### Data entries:
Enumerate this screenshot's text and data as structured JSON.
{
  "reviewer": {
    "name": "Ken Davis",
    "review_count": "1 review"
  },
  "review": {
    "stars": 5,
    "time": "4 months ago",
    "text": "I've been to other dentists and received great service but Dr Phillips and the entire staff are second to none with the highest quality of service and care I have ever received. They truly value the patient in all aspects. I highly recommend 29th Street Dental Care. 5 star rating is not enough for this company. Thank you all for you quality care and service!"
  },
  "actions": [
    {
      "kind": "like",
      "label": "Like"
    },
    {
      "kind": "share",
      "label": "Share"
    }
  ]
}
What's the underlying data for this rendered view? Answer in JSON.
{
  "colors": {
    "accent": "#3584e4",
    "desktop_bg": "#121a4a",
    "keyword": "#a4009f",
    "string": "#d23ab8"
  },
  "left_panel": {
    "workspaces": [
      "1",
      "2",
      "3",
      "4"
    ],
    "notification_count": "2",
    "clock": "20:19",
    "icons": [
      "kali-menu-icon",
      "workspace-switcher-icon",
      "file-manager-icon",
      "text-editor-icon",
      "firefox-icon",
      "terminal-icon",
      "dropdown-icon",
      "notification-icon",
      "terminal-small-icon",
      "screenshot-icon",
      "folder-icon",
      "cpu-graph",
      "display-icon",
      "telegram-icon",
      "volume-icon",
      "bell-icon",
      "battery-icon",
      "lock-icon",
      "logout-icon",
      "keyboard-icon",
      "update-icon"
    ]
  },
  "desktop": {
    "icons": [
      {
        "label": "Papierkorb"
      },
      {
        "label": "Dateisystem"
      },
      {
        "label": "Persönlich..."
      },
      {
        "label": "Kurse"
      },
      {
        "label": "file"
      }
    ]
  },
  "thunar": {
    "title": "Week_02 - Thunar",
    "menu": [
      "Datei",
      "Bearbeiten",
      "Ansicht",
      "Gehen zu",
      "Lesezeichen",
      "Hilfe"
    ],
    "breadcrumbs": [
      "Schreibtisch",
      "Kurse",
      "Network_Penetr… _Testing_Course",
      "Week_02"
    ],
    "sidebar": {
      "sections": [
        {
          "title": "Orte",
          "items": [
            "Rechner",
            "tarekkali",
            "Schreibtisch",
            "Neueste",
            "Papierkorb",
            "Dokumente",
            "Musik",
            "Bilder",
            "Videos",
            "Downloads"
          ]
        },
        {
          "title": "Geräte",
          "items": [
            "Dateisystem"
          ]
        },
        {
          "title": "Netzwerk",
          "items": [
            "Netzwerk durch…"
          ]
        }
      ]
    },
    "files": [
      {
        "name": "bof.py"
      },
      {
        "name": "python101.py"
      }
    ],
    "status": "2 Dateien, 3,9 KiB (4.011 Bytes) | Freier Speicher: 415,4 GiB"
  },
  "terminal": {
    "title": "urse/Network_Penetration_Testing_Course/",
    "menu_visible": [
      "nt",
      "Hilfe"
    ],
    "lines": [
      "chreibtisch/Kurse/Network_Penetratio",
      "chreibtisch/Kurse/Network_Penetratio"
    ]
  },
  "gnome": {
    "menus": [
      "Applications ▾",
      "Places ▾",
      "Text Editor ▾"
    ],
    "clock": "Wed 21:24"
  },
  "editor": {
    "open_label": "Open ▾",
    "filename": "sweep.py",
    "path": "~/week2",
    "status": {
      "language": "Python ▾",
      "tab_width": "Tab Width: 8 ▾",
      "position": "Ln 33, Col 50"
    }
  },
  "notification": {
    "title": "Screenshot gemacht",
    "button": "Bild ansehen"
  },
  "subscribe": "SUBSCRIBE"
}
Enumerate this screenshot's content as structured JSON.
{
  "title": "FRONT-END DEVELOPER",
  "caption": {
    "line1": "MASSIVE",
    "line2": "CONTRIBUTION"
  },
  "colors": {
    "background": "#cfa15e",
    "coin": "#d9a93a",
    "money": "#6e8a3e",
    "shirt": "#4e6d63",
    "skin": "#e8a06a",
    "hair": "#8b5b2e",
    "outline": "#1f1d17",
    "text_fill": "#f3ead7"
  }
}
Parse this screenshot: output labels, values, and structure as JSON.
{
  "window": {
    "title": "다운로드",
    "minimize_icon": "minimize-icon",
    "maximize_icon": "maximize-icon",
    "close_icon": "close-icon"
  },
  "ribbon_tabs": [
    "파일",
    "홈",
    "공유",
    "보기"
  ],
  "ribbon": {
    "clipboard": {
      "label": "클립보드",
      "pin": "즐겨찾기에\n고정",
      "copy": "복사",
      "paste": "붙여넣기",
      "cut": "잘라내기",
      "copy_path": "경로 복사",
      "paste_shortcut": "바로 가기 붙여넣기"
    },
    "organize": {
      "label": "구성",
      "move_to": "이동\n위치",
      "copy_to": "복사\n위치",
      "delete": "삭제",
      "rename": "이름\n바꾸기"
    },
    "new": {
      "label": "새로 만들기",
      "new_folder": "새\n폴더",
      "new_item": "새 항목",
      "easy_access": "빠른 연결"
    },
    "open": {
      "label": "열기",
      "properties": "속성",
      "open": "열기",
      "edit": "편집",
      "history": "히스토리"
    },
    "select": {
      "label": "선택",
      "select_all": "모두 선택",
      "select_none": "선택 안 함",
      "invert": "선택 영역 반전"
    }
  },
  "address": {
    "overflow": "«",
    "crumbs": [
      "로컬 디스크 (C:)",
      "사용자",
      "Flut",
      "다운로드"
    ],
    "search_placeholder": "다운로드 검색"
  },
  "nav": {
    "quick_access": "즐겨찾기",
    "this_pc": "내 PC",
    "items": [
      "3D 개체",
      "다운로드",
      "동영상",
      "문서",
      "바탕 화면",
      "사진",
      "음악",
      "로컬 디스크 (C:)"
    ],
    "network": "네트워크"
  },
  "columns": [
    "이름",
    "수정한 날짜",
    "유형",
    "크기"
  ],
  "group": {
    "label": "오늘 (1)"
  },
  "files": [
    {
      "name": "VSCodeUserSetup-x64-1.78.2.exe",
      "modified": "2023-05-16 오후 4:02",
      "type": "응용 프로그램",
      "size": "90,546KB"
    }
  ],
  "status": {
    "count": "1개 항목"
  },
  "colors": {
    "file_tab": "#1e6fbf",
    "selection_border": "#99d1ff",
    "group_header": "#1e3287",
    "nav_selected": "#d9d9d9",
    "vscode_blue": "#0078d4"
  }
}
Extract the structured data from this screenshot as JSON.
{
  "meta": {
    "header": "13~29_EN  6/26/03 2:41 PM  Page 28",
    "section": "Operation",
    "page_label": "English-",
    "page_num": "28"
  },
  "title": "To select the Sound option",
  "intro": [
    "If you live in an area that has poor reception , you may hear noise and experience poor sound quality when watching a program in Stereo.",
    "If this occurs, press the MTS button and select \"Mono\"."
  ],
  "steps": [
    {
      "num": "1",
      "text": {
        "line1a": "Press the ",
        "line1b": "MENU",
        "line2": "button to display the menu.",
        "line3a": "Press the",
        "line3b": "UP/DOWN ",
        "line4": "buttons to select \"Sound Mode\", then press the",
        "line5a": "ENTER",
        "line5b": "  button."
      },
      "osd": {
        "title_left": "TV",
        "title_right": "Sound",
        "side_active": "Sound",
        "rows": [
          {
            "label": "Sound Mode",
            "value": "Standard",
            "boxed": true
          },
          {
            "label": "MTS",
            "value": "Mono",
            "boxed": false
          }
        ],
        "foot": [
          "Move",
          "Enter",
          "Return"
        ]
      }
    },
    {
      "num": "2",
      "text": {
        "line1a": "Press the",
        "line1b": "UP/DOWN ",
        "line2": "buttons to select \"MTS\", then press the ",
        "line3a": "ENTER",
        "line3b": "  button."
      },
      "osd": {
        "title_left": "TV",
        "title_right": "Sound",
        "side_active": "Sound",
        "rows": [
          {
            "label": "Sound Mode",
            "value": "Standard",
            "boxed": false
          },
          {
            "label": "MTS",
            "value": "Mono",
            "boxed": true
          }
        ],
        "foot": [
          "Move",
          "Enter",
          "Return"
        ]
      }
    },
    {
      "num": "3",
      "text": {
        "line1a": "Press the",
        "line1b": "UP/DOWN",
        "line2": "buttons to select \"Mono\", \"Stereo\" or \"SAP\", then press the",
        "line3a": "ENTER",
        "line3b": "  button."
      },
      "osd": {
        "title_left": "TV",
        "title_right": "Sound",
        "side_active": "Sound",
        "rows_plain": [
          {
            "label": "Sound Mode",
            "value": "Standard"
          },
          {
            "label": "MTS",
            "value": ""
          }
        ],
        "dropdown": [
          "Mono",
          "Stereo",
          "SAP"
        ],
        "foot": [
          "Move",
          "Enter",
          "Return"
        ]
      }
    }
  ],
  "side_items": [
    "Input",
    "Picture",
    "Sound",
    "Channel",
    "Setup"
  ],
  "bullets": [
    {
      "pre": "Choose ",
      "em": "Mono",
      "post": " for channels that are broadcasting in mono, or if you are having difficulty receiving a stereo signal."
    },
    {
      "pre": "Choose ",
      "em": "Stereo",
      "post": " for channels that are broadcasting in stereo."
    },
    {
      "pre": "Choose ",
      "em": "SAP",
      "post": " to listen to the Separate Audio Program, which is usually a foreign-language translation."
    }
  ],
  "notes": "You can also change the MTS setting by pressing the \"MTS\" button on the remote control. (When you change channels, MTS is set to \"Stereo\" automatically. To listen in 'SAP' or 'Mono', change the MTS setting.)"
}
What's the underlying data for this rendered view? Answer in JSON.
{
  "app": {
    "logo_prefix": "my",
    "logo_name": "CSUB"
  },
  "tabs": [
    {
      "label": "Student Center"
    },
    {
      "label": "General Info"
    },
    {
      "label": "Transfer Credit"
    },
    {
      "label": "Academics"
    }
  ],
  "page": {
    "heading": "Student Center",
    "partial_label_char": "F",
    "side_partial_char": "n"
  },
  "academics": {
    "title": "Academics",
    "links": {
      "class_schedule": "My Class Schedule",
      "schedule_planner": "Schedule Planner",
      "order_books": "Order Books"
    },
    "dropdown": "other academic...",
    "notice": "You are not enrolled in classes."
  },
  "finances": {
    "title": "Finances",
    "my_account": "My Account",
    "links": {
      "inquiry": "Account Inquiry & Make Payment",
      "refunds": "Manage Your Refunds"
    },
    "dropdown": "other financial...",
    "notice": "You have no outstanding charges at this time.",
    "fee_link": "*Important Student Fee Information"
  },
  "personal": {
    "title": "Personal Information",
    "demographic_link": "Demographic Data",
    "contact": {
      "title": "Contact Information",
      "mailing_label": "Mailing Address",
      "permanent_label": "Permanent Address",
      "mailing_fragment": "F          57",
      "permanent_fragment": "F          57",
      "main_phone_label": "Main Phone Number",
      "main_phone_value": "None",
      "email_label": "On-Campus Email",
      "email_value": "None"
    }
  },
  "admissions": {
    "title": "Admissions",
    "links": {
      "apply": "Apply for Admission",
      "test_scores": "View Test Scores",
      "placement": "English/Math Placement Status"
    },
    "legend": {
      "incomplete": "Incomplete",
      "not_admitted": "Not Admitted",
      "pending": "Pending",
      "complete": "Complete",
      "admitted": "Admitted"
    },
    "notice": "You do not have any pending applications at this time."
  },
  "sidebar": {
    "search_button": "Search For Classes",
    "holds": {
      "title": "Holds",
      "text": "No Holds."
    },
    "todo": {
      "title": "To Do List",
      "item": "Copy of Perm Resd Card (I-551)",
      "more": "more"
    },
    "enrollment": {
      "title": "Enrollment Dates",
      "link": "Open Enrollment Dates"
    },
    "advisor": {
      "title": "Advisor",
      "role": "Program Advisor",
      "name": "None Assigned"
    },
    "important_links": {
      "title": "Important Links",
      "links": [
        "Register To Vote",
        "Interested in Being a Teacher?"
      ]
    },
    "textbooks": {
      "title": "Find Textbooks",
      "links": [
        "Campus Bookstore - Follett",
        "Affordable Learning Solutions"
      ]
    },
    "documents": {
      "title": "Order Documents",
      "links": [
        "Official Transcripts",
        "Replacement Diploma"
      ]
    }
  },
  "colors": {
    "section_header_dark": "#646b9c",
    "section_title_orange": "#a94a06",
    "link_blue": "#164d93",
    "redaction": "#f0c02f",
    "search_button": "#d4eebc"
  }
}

### TASK OBJECTIVE:
Across the material above, count every line holding "Information" and write down only the number.

### PROBLEM SOLUTION:
3